AIM OF THE EXERCISE: Count how many lines of the material below have the word "subtitle" and give only the number.

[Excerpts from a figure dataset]
┌──

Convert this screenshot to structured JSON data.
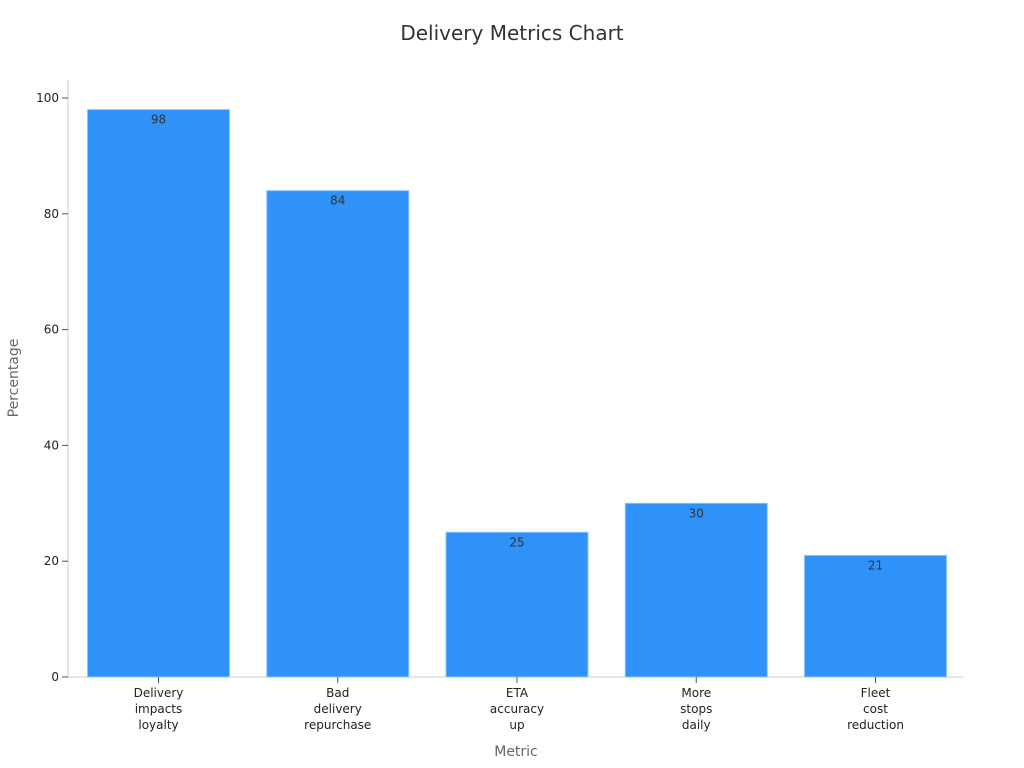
{
  "chart_data": {
    "type": "bar",
    "title": "Delivery Metrics Chart",
    "xlabel": "Metric",
    "ylabel": "Percentage",
    "categories": [
      "Delivery impacts loyalty",
      "Bad delivery repurchase",
      "ETA accuracy up",
      "More stops daily",
      "Fleet cost reduction"
    ],
    "category_lines": [
      [
        "Delivery",
        "impacts",
        "loyalty"
      ],
      [
        "Bad",
        "delivery",
        "repurchase"
      ],
      [
        "ETA",
        "accuracy",
        "up"
      ],
      [
        "More",
        "stops",
        "daily"
      ],
      [
        "Fleet",
        "cost",
        "reduction"
      ]
    ],
    "values": [
      98,
      84,
      25,
      30,
      21
    ],
    "yticks": [
      0,
      20,
      40,
      60,
      80,
      100
    ],
    "ylim": [
      0,
      100
    ],
    "grid": false,
    "legend": "none",
    "bar_color": "#2f92f8",
    "bar_edge_color": "#8ec5ff"
  }
}
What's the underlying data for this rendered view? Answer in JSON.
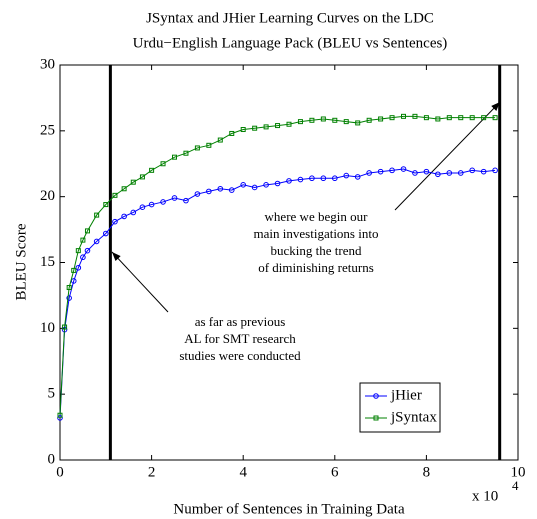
{
  "chart_data": {
    "type": "line",
    "title": [
      "JSyntax and JHier Learning Curves on the LDC",
      "Urdu−English Language Pack (BLEU vs Sentences)"
    ],
    "xlabel": "Number of Sentences in Training Data",
    "ylabel": "BLEU Score",
    "x_scale_label": "x 10",
    "x_scale_exponent": "4",
    "x": [
      0,
      0.1,
      0.2,
      0.3,
      0.4,
      0.5,
      0.6,
      0.8,
      1.0,
      1.2,
      1.4,
      1.6,
      1.8,
      2.0,
      2.25,
      2.5,
      2.75,
      3.0,
      3.25,
      3.5,
      3.75,
      4.0,
      4.25,
      4.5,
      4.75,
      5.0,
      5.25,
      5.5,
      5.75,
      6.0,
      6.25,
      6.5,
      6.75,
      7.0,
      7.25,
      7.5,
      7.75,
      8.0,
      8.25,
      8.5,
      8.75,
      9.0,
      9.25,
      9.5
    ],
    "series": [
      {
        "name": "jHier",
        "color": "#0000ff",
        "marker": "circle",
        "values": [
          3.2,
          9.9,
          12.3,
          13.6,
          14.6,
          15.4,
          15.9,
          16.6,
          17.2,
          18.1,
          18.5,
          18.8,
          19.2,
          19.4,
          19.6,
          19.9,
          19.7,
          20.2,
          20.4,
          20.6,
          20.5,
          20.9,
          20.7,
          20.9,
          21.0,
          21.2,
          21.3,
          21.4,
          21.4,
          21.4,
          21.6,
          21.5,
          21.8,
          21.9,
          22.0,
          22.1,
          21.8,
          21.9,
          21.7,
          21.8,
          21.8,
          22.0,
          21.9,
          22.0
        ]
      },
      {
        "name": "jSyntax",
        "color": "#008000",
        "marker": "square",
        "values": [
          3.4,
          10.1,
          13.1,
          14.4,
          15.9,
          16.7,
          17.4,
          18.6,
          19.4,
          20.1,
          20.6,
          21.1,
          21.5,
          22.0,
          22.5,
          23.0,
          23.3,
          23.7,
          23.9,
          24.3,
          24.8,
          25.1,
          25.2,
          25.3,
          25.4,
          25.5,
          25.7,
          25.8,
          25.9,
          25.8,
          25.7,
          25.6,
          25.8,
          25.9,
          26.0,
          26.1,
          26.1,
          26.0,
          25.9,
          26.0,
          26.0,
          26.0,
          26.0,
          26.0
        ]
      }
    ],
    "xlim": [
      0,
      10
    ],
    "xticks": [
      0,
      2,
      4,
      6,
      8,
      10
    ],
    "ylim": [
      0,
      30
    ],
    "yticks": [
      0,
      5,
      10,
      15,
      20,
      25,
      30
    ],
    "grid": false,
    "legend": "lower right",
    "reference_lines": [
      1.1,
      9.6
    ],
    "annotations": [
      [
        "where we begin our",
        "main investigations into",
        "bucking the trend",
        "of diminishing returns"
      ],
      [
        "as far as previous",
        "AL for SMT research",
        "studies were conducted"
      ]
    ]
  }
}
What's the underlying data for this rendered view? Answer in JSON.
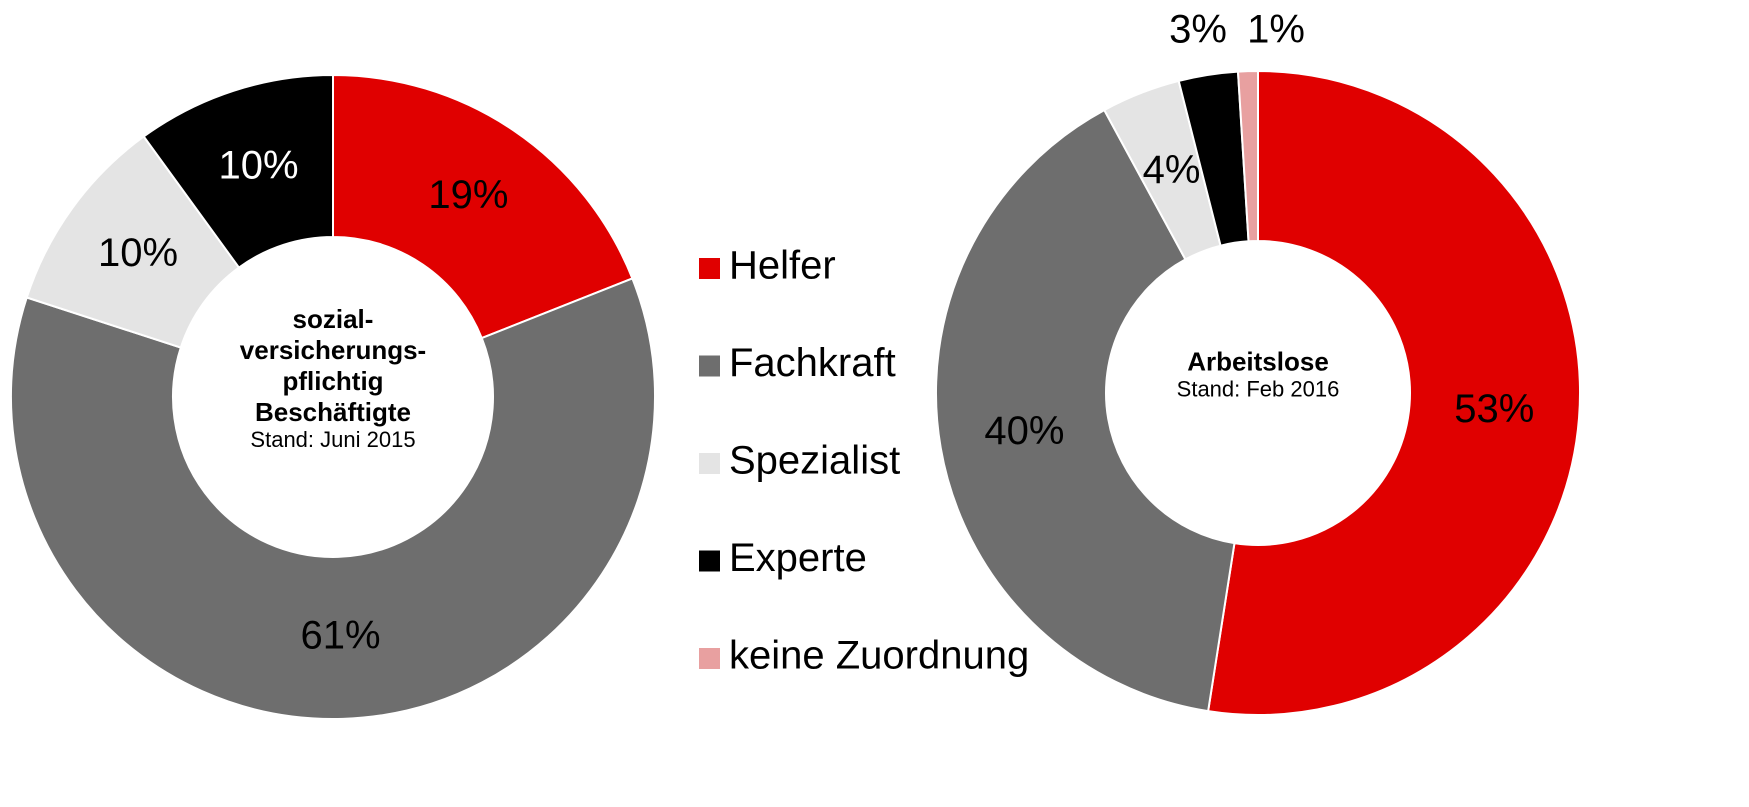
{
  "chart_data": [
    {
      "type": "pie",
      "donut": true,
      "values": [
        19,
        61,
        10,
        10
      ],
      "title_lines": [
        "sozial-",
        "versicherungs-",
        "pflichtig",
        "Beschäftigte"
      ],
      "subtitle": "Stand: Juni 2015"
    },
    {
      "type": "pie",
      "donut": true,
      "values": [
        53,
        40,
        4,
        3,
        1
      ],
      "title_lines": [
        "Arbeitslose"
      ],
      "subtitle": "Stand: Feb 2016"
    }
  ],
  "value_labels": [
    [
      "19%",
      "61%",
      "10%",
      "10%"
    ],
    [
      "53%",
      "40%",
      "4%",
      "3%",
      "1%"
    ]
  ],
  "legend": {
    "categories": [
      "Helfer",
      "Fachkraft",
      "Spezialist",
      "Experte",
      "keine Zuordnung"
    ],
    "colors": [
      "#e00000",
      "#6e6e6e",
      "#e4e4e4",
      "#000000",
      "#e8a0a0"
    ]
  }
}
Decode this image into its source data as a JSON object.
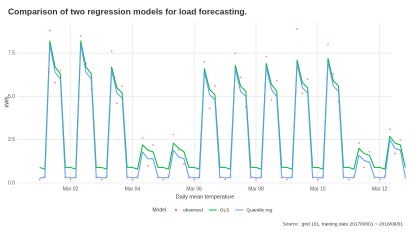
{
  "chart_data": {
    "type": "line",
    "title": "Comparison of two regression models for load forecasting.",
    "x_label": "Daily mean temperature",
    "y_label": "kWh",
    "legend_title": "Model",
    "caption": "Source : grid 101, training date 2017/08/01 ~ 2018/08/01",
    "legend_position": "bottom",
    "grid": true,
    "xlim": [
      0.3,
      12.4
    ],
    "ylim": [
      0,
      9.3
    ],
    "xticks": [
      {
        "value": 2,
        "label": "Mar 02"
      },
      {
        "value": 4,
        "label": "Mar 04"
      },
      {
        "value": 6,
        "label": "Mar 06"
      },
      {
        "value": 8,
        "label": "Mar 08"
      },
      {
        "value": 10,
        "label": "Mar 10"
      },
      {
        "value": 12,
        "label": "Mar 12"
      }
    ],
    "yticks": [
      {
        "value": 0,
        "label": "0.0"
      },
      2.5,
      {
        "value": 5,
        "label": "5.0"
      },
      7.5
    ],
    "x": [
      1,
      1.17,
      1.33,
      1.5,
      1.67,
      1.83,
      2,
      2.17,
      2.33,
      2.5,
      2.67,
      2.83,
      3,
      3.17,
      3.33,
      3.5,
      3.67,
      3.83,
      4,
      4.17,
      4.33,
      4.5,
      4.67,
      4.83,
      5,
      5.17,
      5.33,
      5.5,
      5.67,
      5.83,
      6,
      6.17,
      6.33,
      6.5,
      6.67,
      6.83,
      7,
      7.17,
      7.33,
      7.5,
      7.67,
      7.83,
      8,
      8.17,
      8.33,
      8.5,
      8.67,
      8.83,
      9,
      9.17,
      9.33,
      9.5,
      9.67,
      9.83,
      10,
      10.17,
      10.33,
      10.5,
      10.67,
      10.83,
      11,
      11.17,
      11.33,
      11.5,
      11.67,
      11.83,
      12,
      12.17,
      12.33,
      12.5,
      12.67,
      12.83
    ],
    "series": [
      {
        "name": "observed",
        "type": "scatter",
        "color": "#f8766d",
        "values": [
          0.2,
          0.4,
          8.8,
          5.8,
          6.5,
          0.3,
          0.2,
          0.4,
          8.5,
          6.9,
          5.4,
          0.3,
          0.2,
          0.4,
          7.6,
          4.6,
          5.6,
          0.3,
          0.2,
          0.4,
          2.6,
          1.0,
          2.2,
          0.3,
          0.2,
          0.4,
          2.8,
          1.9,
          1.1,
          0.3,
          0.2,
          0.4,
          7.0,
          4.3,
          5.6,
          0.3,
          0.2,
          0.4,
          7.5,
          6.1,
          4.4,
          0.3,
          0.2,
          0.4,
          7.3,
          4.8,
          5.9,
          0.3,
          0.2,
          0.4,
          8.9,
          5.2,
          6.0,
          0.3,
          0.2,
          0.4,
          8.0,
          6.3,
          4.7,
          0.3,
          0.2,
          0.4,
          2.3,
          0.9,
          1.8,
          0.3,
          0.2,
          0.4,
          3.1,
          1.7,
          2.5,
          0.3
        ]
      },
      {
        "name": "OLS",
        "type": "line",
        "color": "#00ba38",
        "values": [
          0.9,
          0.8,
          8.2,
          6.7,
          6.3,
          0.9,
          0.9,
          0.8,
          8.2,
          6.7,
          6.3,
          0.9,
          0.9,
          0.8,
          6.7,
          5.5,
          5.2,
          0.9,
          0.9,
          0.8,
          2.2,
          1.9,
          1.8,
          0.9,
          0.9,
          0.8,
          2.3,
          2.0,
          1.8,
          0.9,
          0.9,
          0.8,
          6.6,
          5.4,
          5.1,
          0.9,
          0.9,
          0.8,
          6.8,
          5.6,
          5.3,
          0.9,
          0.9,
          0.8,
          6.9,
          5.7,
          5.3,
          0.9,
          0.9,
          0.8,
          7.1,
          5.8,
          5.5,
          0.9,
          0.9,
          0.8,
          7.2,
          5.9,
          5.6,
          0.9,
          0.9,
          0.8,
          2.0,
          1.7,
          1.6,
          0.9,
          0.9,
          0.8,
          2.7,
          2.3,
          2.2,
          0.9
        ]
      },
      {
        "name": "Quantile reg",
        "type": "line",
        "color": "#619cff",
        "values": [
          0.3,
          0.3,
          8.0,
          6.4,
          6.0,
          0.35,
          0.3,
          0.3,
          8.0,
          6.4,
          6.0,
          0.35,
          0.3,
          0.3,
          6.5,
          5.2,
          4.9,
          0.35,
          0.3,
          0.3,
          1.8,
          1.4,
          1.4,
          0.35,
          0.3,
          0.3,
          1.9,
          1.5,
          1.4,
          0.35,
          0.3,
          0.3,
          6.4,
          5.1,
          4.8,
          0.35,
          0.3,
          0.3,
          6.6,
          5.3,
          5.0,
          0.35,
          0.3,
          0.3,
          6.7,
          5.4,
          5.0,
          0.35,
          0.3,
          0.3,
          6.9,
          5.5,
          5.2,
          0.35,
          0.3,
          0.3,
          7.0,
          5.6,
          5.3,
          0.35,
          0.3,
          0.3,
          1.6,
          1.3,
          1.2,
          0.35,
          0.3,
          0.3,
          2.5,
          2.0,
          1.9,
          0.35
        ]
      }
    ]
  }
}
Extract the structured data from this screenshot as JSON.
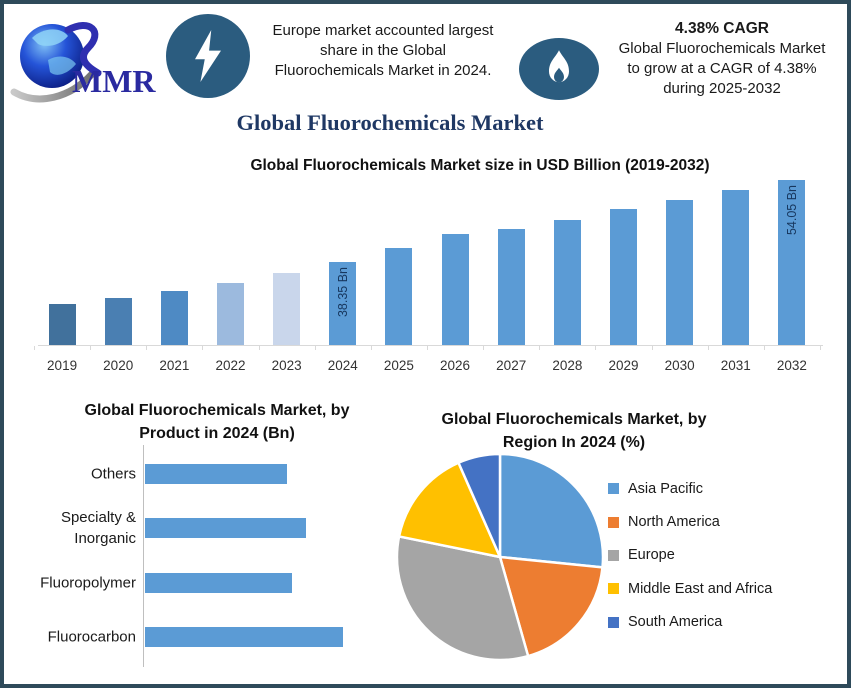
{
  "theme": {
    "frame_border": "#2E4A5A",
    "badge_blue": "#2B5C7F",
    "title_navy": "#1F3864",
    "logo_blue": "#2A2AA0",
    "bar_accent": "#5B9BD5",
    "bar_label_navy": "#17375E"
  },
  "header": {
    "logo": {
      "text": "MMR",
      "icon": "globe-icon"
    },
    "callout_europe": {
      "icon": "lightning-icon",
      "lines": [
        "Europe market accounted largest",
        "share in the Global",
        "Fluorochemicals Market in 2024."
      ]
    },
    "callout_cagr": {
      "icon": "flame-icon",
      "heading": "4.38% CAGR",
      "lines": [
        "Global Fluorochemicals Market",
        "to grow at a CAGR of 4.38%",
        "during 2025-2032"
      ]
    }
  },
  "page_title": "Global Fluorochemicals Market",
  "chart_data": [
    {
      "type": "bar",
      "title": "Global Fluorochemicals Market size in USD Billion (2019-2032)",
      "unit": "USD Billion",
      "categories": [
        "2019",
        "2020",
        "2021",
        "2022",
        "2023",
        "2024",
        "2025",
        "2026",
        "2027",
        "2028",
        "2029",
        "2030",
        "2031",
        "2032"
      ],
      "values": [
        30.2,
        31.4,
        32.7,
        34.3,
        36.2,
        38.35,
        40.9,
        43.6,
        44.6,
        46.4,
        48.4,
        50.3,
        52.1,
        54.05
      ],
      "data_labels": {
        "2024": "38.35 Bn",
        "2032": "54.05 Bn"
      },
      "bar_colors": [
        "#41719C",
        "#4A7FB2",
        "#4E8AC4",
        "#9CBADE",
        "#C9D6EB",
        "#5B9BD5",
        "#5B9BD5",
        "#5B9BD5",
        "#5B9BD5",
        "#5B9BD5",
        "#5B9BD5",
        "#5B9BD5",
        "#5B9BD5",
        "#5B9BD5"
      ],
      "ylim": [
        22.3,
        56.0
      ],
      "grid": false,
      "xlabel": "",
      "ylabel": ""
    },
    {
      "type": "bar",
      "orientation": "horizontal",
      "title_lines": [
        "Global Fluorochemicals Market, by",
        "Product in 2024 (Bn)"
      ],
      "categories": [
        "Others",
        "Specialty & Inorganic",
        "Fluoropolymer",
        "Fluorocarbon"
      ],
      "values": [
        8.4,
        9.5,
        8.7,
        11.7
      ],
      "bar_color": "#5B9BD5",
      "xlim": [
        0,
        12.5
      ],
      "grid": false
    },
    {
      "type": "pie",
      "title_lines": [
        "Global Fluorochemicals Market, by",
        "Region In 2024 (%)"
      ],
      "slices": [
        {
          "label": "Asia Pacific",
          "value": 26.6,
          "color": "#5B9BD5"
        },
        {
          "label": "North America",
          "value": 19.0,
          "color": "#ED7D31"
        },
        {
          "label": "Europe",
          "value": 32.6,
          "color": "#A5A5A5"
        },
        {
          "label": "Middle East and Africa",
          "value": 15.2,
          "color": "#FFC000"
        },
        {
          "label": "South America",
          "value": 6.6,
          "color": "#4472C4"
        }
      ],
      "start_angle_deg": 0,
      "legend_position": "right"
    }
  ]
}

└──

FULL ANSWER: 2